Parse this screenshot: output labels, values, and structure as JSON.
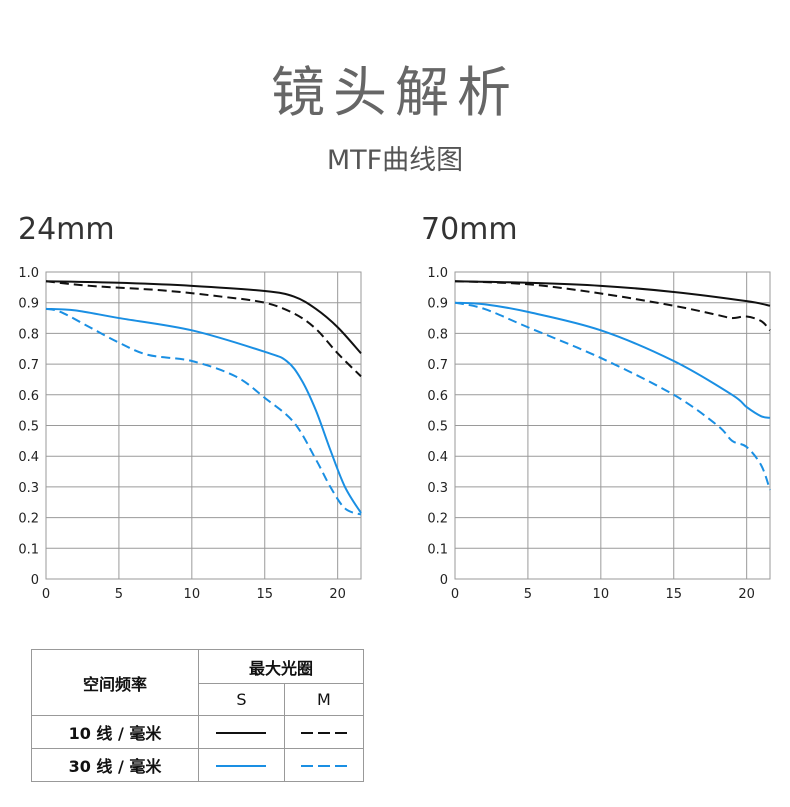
{
  "header": {
    "title": "镜头解析",
    "subtitle": "MTF曲线图"
  },
  "colors": {
    "black_line": "#111111",
    "blue_line": "#1a8fe3",
    "grid": "#9a9a9a"
  },
  "chart_data": [
    {
      "type": "line",
      "title": "24mm",
      "xlabel": "",
      "ylabel": "",
      "xlim": [
        0,
        21.6
      ],
      "ylim": [
        0,
        1.0
      ],
      "xticks": [
        "0",
        "5",
        "10",
        "15",
        "20"
      ],
      "yticks": [
        "0",
        "0.1",
        "0.2",
        "0.3",
        "0.4",
        "0.5",
        "0.6",
        "0.7",
        "0.8",
        "0.9",
        "1.0"
      ],
      "grid": true,
      "series": [
        {
          "style": "solid",
          "color": "#111111",
          "x": [
            0,
            5,
            10,
            15,
            17,
            18.5,
            20,
            21.6
          ],
          "y": [
            0.97,
            0.965,
            0.955,
            0.938,
            0.92,
            0.88,
            0.82,
            0.735
          ]
        },
        {
          "style": "dashed",
          "color": "#111111",
          "x": [
            0,
            3,
            8,
            12,
            15,
            17,
            18.5,
            20,
            21.6
          ],
          "y": [
            0.97,
            0.955,
            0.94,
            0.92,
            0.9,
            0.865,
            0.815,
            0.735,
            0.66
          ]
        },
        {
          "style": "solid",
          "color": "#1a8fe3",
          "x": [
            0,
            2,
            5,
            10,
            15,
            16.5,
            17.5,
            18.5,
            19.5,
            20.5,
            21.6
          ],
          "y": [
            0.88,
            0.875,
            0.85,
            0.81,
            0.74,
            0.71,
            0.65,
            0.55,
            0.42,
            0.3,
            0.215
          ]
        },
        {
          "style": "dashed",
          "color": "#1a8fe3",
          "x": [
            0,
            1,
            3,
            5,
            7,
            10,
            13,
            15,
            17,
            18.5,
            19.5,
            20.5,
            21.6
          ],
          "y": [
            0.88,
            0.87,
            0.82,
            0.77,
            0.73,
            0.71,
            0.66,
            0.59,
            0.51,
            0.39,
            0.3,
            0.23,
            0.21
          ]
        }
      ]
    },
    {
      "type": "line",
      "title": "70mm",
      "xlabel": "",
      "ylabel": "",
      "xlim": [
        0,
        21.6
      ],
      "ylim": [
        0,
        1.0
      ],
      "xticks": [
        "0",
        "5",
        "10",
        "15",
        "20"
      ],
      "yticks": [
        "0",
        "0.1",
        "0.2",
        "0.3",
        "0.4",
        "0.5",
        "0.6",
        "0.7",
        "0.8",
        "0.9",
        "1.0"
      ],
      "grid": true,
      "series": [
        {
          "style": "solid",
          "color": "#111111",
          "x": [
            0,
            5,
            10,
            15,
            20,
            21.6
          ],
          "y": [
            0.97,
            0.965,
            0.955,
            0.935,
            0.905,
            0.89
          ]
        },
        {
          "style": "dashed",
          "color": "#111111",
          "x": [
            0,
            5,
            10,
            15,
            18,
            19,
            20,
            21,
            21.6
          ],
          "y": [
            0.97,
            0.96,
            0.93,
            0.89,
            0.86,
            0.85,
            0.855,
            0.84,
            0.81
          ]
        },
        {
          "style": "solid",
          "color": "#1a8fe3",
          "x": [
            0,
            2,
            5,
            10,
            15,
            19,
            20,
            21,
            21.6
          ],
          "y": [
            0.9,
            0.895,
            0.87,
            0.81,
            0.71,
            0.6,
            0.56,
            0.53,
            0.525
          ]
        },
        {
          "style": "dashed",
          "color": "#1a8fe3",
          "x": [
            0,
            2,
            5,
            10,
            15,
            18,
            19,
            20,
            21,
            21.6
          ],
          "y": [
            0.9,
            0.88,
            0.82,
            0.72,
            0.6,
            0.5,
            0.45,
            0.43,
            0.37,
            0.29
          ]
        }
      ]
    }
  ],
  "legend": {
    "spatial_freq_label": "空间频率",
    "max_aperture_label": "最大光圈",
    "s_label": "S",
    "m_label": "M",
    "row_10": "10 线 / 毫米",
    "row_30": "30 线 / 毫米"
  }
}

Goal of the exercise: Copy the records exactly as they appear, excluding images.

Written solution:
Parse this screenshot: output labels, values, and structure as JSON.
{
  "header": {
    "title": "镜头解析",
    "subtitle": "MTF曲线图"
  },
  "colors": {
    "black_line": "#111111",
    "blue_line": "#1a8fe3",
    "grid": "#9a9a9a"
  },
  "chart_data": [
    {
      "type": "line",
      "title": "24mm",
      "xlabel": "",
      "ylabel": "",
      "xlim": [
        0,
        21.6
      ],
      "ylim": [
        0,
        1.0
      ],
      "xticks": [
        "0",
        "5",
        "10",
        "15",
        "20"
      ],
      "yticks": [
        "0",
        "0.1",
        "0.2",
        "0.3",
        "0.4",
        "0.5",
        "0.6",
        "0.7",
        "0.8",
        "0.9",
        "1.0"
      ],
      "grid": true,
      "series": [
        {
          "style": "solid",
          "color": "#111111",
          "x": [
            0,
            5,
            10,
            15,
            17,
            18.5,
            20,
            21.6
          ],
          "y": [
            0.97,
            0.965,
            0.955,
            0.938,
            0.92,
            0.88,
            0.82,
            0.735
          ]
        },
        {
          "style": "dashed",
          "color": "#111111",
          "x": [
            0,
            3,
            8,
            12,
            15,
            17,
            18.5,
            20,
            21.6
          ],
          "y": [
            0.97,
            0.955,
            0.94,
            0.92,
            0.9,
            0.865,
            0.815,
            0.735,
            0.66
          ]
        },
        {
          "style": "solid",
          "color": "#1a8fe3",
          "x": [
            0,
            2,
            5,
            10,
            15,
            16.5,
            17.5,
            18.5,
            19.5,
            20.5,
            21.6
          ],
          "y": [
            0.88,
            0.875,
            0.85,
            0.81,
            0.74,
            0.71,
            0.65,
            0.55,
            0.42,
            0.3,
            0.215
          ]
        },
        {
          "style": "dashed",
          "color": "#1a8fe3",
          "x": [
            0,
            1,
            3,
            5,
            7,
            10,
            13,
            15,
            17,
            18.5,
            19.5,
            20.5,
            21.6
          ],
          "y": [
            0.88,
            0.87,
            0.82,
            0.77,
            0.73,
            0.71,
            0.66,
            0.59,
            0.51,
            0.39,
            0.3,
            0.23,
            0.21
          ]
        }
      ]
    },
    {
      "type": "line",
      "title": "70mm",
      "xlabel": "",
      "ylabel": "",
      "xlim": [
        0,
        21.6
      ],
      "ylim": [
        0,
        1.0
      ],
      "xticks": [
        "0",
        "5",
        "10",
        "15",
        "20"
      ],
      "yticks": [
        "0",
        "0.1",
        "0.2",
        "0.3",
        "0.4",
        "0.5",
        "0.6",
        "0.7",
        "0.8",
        "0.9",
        "1.0"
      ],
      "grid": true,
      "series": [
        {
          "style": "solid",
          "color": "#111111",
          "x": [
            0,
            5,
            10,
            15,
            20,
            21.6
          ],
          "y": [
            0.97,
            0.965,
            0.955,
            0.935,
            0.905,
            0.89
          ]
        },
        {
          "style": "dashed",
          "color": "#111111",
          "x": [
            0,
            5,
            10,
            15,
            18,
            19,
            20,
            21,
            21.6
          ],
          "y": [
            0.97,
            0.96,
            0.93,
            0.89,
            0.86,
            0.85,
            0.855,
            0.84,
            0.81
          ]
        },
        {
          "style": "solid",
          "color": "#1a8fe3",
          "x": [
            0,
            2,
            5,
            10,
            15,
            19,
            20,
            21,
            21.6
          ],
          "y": [
            0.9,
            0.895,
            0.87,
            0.81,
            0.71,
            0.6,
            0.56,
            0.53,
            0.525
          ]
        },
        {
          "style": "dashed",
          "color": "#1a8fe3",
          "x": [
            0,
            2,
            5,
            10,
            15,
            18,
            19,
            20,
            21,
            21.6
          ],
          "y": [
            0.9,
            0.88,
            0.82,
            0.72,
            0.6,
            0.5,
            0.45,
            0.43,
            0.37,
            0.29
          ]
        }
      ]
    }
  ],
  "legend": {
    "spatial_freq_label": "空间频率",
    "max_aperture_label": "最大光圈",
    "s_label": "S",
    "m_label": "M",
    "row_10": "10 线 / 毫米",
    "row_30": "30 线 / 毫米"
  }
}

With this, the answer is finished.